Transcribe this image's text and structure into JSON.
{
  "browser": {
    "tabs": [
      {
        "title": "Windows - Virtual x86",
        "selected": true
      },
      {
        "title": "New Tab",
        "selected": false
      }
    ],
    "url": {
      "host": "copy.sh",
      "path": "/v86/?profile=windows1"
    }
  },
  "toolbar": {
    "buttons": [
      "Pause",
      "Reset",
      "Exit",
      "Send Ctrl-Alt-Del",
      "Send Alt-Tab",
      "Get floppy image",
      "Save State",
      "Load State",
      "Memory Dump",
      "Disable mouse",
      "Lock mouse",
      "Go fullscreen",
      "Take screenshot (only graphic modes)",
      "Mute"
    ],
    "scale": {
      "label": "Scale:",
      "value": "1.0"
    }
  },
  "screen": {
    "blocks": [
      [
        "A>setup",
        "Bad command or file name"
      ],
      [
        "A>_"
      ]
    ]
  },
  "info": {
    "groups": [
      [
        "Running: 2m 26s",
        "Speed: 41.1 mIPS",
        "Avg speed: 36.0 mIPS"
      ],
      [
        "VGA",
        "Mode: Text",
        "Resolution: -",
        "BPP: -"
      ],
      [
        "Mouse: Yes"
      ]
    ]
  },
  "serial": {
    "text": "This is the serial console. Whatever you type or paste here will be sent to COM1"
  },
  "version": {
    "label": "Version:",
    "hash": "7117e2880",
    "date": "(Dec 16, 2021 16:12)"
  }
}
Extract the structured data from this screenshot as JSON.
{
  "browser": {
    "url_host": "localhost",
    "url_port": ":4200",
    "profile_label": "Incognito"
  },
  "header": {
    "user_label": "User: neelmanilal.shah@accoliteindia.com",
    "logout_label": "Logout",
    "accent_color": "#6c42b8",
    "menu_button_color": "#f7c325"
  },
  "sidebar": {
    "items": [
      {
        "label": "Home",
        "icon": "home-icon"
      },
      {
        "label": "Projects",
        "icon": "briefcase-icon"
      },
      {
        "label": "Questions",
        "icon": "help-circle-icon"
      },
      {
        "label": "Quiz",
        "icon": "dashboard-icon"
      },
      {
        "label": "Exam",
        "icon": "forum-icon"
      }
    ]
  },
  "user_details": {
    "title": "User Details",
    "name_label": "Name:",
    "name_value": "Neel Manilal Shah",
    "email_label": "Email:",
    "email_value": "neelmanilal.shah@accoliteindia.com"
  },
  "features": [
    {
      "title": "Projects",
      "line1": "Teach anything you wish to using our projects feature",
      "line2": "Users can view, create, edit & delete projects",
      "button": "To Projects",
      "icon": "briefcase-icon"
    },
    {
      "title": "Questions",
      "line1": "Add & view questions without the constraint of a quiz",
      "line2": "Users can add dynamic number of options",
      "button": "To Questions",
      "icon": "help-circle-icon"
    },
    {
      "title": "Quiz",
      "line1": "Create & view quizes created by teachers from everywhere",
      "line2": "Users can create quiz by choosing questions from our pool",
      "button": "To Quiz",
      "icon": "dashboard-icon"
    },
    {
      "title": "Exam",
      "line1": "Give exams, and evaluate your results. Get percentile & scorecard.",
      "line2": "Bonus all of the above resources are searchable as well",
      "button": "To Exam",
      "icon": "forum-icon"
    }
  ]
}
+ + + +
WHAT YOU NEED TO DO -
Extract every line from the records above that contains the word "dashboard".

FINISHED ANSWER -
        "icon": "dashboard-icon"
      "icon": "dashboard-icon"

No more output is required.